**TASK STATEMENT:**
Copy the data below. Keep every line exactly as it is.

**RECORD EXCERPTS:**
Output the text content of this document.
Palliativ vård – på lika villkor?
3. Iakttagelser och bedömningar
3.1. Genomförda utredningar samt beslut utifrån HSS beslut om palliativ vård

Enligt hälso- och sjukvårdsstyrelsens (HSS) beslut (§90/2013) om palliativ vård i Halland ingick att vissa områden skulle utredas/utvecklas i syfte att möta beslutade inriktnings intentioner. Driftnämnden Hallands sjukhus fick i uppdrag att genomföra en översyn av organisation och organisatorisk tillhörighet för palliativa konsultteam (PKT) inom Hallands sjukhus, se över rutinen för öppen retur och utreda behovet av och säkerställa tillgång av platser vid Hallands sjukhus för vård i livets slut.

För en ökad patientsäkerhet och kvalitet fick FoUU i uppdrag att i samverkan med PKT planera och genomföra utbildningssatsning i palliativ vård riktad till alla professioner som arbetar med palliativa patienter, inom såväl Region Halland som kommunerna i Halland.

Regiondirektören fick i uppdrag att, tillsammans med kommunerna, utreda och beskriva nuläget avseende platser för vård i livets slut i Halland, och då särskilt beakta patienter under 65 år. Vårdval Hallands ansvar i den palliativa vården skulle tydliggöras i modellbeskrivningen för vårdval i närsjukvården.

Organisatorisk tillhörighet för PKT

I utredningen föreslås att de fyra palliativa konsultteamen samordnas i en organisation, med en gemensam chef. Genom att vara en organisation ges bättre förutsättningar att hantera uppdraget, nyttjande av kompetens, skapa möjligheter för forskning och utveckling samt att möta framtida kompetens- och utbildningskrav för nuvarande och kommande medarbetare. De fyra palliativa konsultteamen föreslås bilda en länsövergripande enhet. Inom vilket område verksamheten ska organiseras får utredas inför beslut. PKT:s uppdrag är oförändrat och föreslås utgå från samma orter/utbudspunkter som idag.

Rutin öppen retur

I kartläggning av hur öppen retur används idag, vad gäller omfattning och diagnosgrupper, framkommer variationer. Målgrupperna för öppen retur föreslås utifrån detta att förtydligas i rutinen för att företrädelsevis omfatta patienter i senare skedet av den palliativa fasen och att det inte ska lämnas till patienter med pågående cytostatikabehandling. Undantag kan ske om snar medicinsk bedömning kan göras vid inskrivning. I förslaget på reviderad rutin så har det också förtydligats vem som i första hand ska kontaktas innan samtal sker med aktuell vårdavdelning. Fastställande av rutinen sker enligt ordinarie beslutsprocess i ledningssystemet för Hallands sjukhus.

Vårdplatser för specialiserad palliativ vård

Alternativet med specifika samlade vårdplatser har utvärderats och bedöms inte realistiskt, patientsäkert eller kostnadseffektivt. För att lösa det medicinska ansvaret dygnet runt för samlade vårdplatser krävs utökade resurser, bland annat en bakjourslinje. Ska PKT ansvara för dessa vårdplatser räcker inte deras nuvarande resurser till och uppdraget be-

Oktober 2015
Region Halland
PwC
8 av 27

**TASK RESULT:**
Output the text content of this document.
Palliativ vård – på lika villkor?
3. Iakttagelser och bedömningar
3.1. Genomförda utredningar samt beslut utifrån HSS beslut om palliativ vård

Enligt hälso- och sjukvårdsstyrelsens (HSS) beslut (§90/2013) om palliativ vård i Halland ingick att vissa områden skulle utredas/utvecklas i syfte att möta beslutade inriktnings intentioner. Driftnämnden Hallands sjukhus fick i uppdrag att genomföra en översyn av organisation och organisatorisk tillhörighet för palliativa konsultteam (PKT) inom Hallands sjukhus, se över rutinen för öppen retur och utreda behovet av och säkerställa tillgång av platser vid Hallands sjukhus för vård i livets slut.

För en ökad patientsäkerhet och kvalitet fick FoUU i uppdrag att i samverkan med PKT planera och genomföra utbildningssatsning i palliativ vård riktad till alla professioner som arbetar med palliativa patienter, inom såväl Region Halland som kommunerna i Halland.

Regiondirektören fick i uppdrag att, tillsammans med kommunerna, utreda och beskriva nuläget avseende platser för vård i livets slut i Halland, och då särskilt beakta patienter under 65 år. Vårdval Hallands ansvar i den palliativa vården skulle tydliggöras i modellbeskrivningen för vårdval i närsjukvården.

Organisatorisk tillhörighet för PKT

I utredningen föreslås att de fyra palliativa konsultteamen samordnas i en organisation, med en gemensam chef. Genom att vara en organisation ges bättre förutsättningar att hantera uppdraget, nyttjande av kompetens, skapa möjligheter för forskning och utveckling samt att möta framtida kompetens- och utbildningskrav för nuvarande och kommande medarbetare. De fyra palliativa konsultteamen föreslås bilda en länsövergripande enhet. Inom vilket område verksamheten ska organiseras får utredas inför beslut. PKT:s uppdrag är oförändrat och föreslås utgå från samma orter/utbudspunkter som idag.

Rutin öppen retur

I kartläggning av hur öppen retur används idag, vad gäller omfattning och diagnosgrupper, framkommer variationer. Målgrupperna för öppen retur föreslås utifrån detta att förtydligas i rutinen för att företrädelsevis omfatta patienter i senare skedet av den palliativa fasen och att det inte ska lämnas till patienter med pågående cytostatikabehandling. Undantag kan ske om snar medicinsk bedömning kan göras vid inskrivning. I förslaget på reviderad rutin så har det också förtydligats vem som i första hand ska kontaktas innan samtal sker med aktuell vårdavdelning. Fastställande av rutinen sker enligt ordinarie beslutsprocess i ledningssystemet för Hallands sjukhus.

Vårdplatser för specialiserad palliativ vård

Alternativet med specifika samlade vårdplatser har utvärderats och bedöms inte realistiskt, patientsäkert eller kostnadseffektivt. För att lösa det medicinska ansvaret dygnet runt för samlade vårdplatser krävs utökade resurser, bland annat en bakjourslinje. Ska PKT ansvara för dessa vårdplatser räcker inte deras nuvarande resurser till och uppdraget be-

Oktober 2015
Region Halland
PwC
8 av 27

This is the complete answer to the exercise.